* **What to do**: Write out all of the entries exactly, please.

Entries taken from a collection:
------------------------

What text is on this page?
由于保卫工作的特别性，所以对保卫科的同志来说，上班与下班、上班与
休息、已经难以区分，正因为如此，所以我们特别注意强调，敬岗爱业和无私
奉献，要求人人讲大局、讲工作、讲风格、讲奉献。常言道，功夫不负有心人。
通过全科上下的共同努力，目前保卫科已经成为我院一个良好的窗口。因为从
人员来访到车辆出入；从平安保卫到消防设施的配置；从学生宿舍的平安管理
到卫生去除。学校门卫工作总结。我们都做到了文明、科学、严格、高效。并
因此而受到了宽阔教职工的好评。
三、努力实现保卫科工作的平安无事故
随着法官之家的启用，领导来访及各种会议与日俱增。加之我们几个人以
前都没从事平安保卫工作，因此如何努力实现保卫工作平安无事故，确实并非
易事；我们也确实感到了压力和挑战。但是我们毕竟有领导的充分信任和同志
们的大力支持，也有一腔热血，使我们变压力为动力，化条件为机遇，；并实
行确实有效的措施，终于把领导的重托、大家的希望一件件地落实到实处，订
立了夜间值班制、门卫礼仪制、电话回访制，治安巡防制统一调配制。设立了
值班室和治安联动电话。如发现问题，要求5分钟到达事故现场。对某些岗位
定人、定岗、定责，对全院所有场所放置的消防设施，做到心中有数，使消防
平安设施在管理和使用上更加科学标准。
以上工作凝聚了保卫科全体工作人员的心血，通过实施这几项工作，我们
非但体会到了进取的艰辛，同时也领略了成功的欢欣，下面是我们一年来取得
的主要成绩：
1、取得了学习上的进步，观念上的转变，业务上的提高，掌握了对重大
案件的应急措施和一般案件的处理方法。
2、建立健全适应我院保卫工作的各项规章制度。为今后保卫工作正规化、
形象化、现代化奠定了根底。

------------------------

* **Response below**:
What text is on this page?
由于保卫工作的特别性，所以对保卫科的同志来说，上班与下班、上班与
休息、已经难以区分，正因为如此，所以我们特别注意强调，敬岗爱业和无私
奉献，要求人人讲大局、讲工作、讲风格、讲奉献。常言道，功夫不负有心人。
通过全科上下的共同努力，目前保卫科已经成为我院一个良好的窗口。因为从
人员来访到车辆出入；从平安保卫到消防设施的配置；从学生宿舍的平安管理
到卫生去除。学校门卫工作总结。我们都做到了文明、科学、严格、高效。并
因此而受到了宽阔教职工的好评。
三、努力实现保卫科工作的平安无事故
随着法官之家的启用，领导来访及各种会议与日俱增。加之我们几个人以
前都没从事平安保卫工作，因此如何努力实现保卫工作平安无事故，确实并非
易事；我们也确实感到了压力和挑战。但是我们毕竟有领导的充分信任和同志
们的大力支持，也有一腔热血，使我们变压力为动力，化条件为机遇，；并实
行确实有效的措施，终于把领导的重托、大家的希望一件件地落实到实处，订
立了夜间值班制、门卫礼仪制、电话回访制，治安巡防制统一调配制。设立了
值班室和治安联动电话。如发现问题，要求5分钟到达事故现场。对某些岗位
定人、定岗、定责，对全院所有场所放置的消防设施，做到心中有数，使消防
平安设施在管理和使用上更加科学标准。
以上工作凝聚了保卫科全体工作人员的心血，通过实施这几项工作，我们
非但体会到了进取的艰辛，同时也领略了成功的欢欣，下面是我们一年来取得
的主要成绩：
1、取得了学习上的进步，观念上的转变，业务上的提高，掌握了对重大
案件的应急措施和一般案件的处理方法。
2、建立健全适应我院保卫工作的各项规章制度。为今后保卫工作正规化、
形象化、现代化奠定了根底。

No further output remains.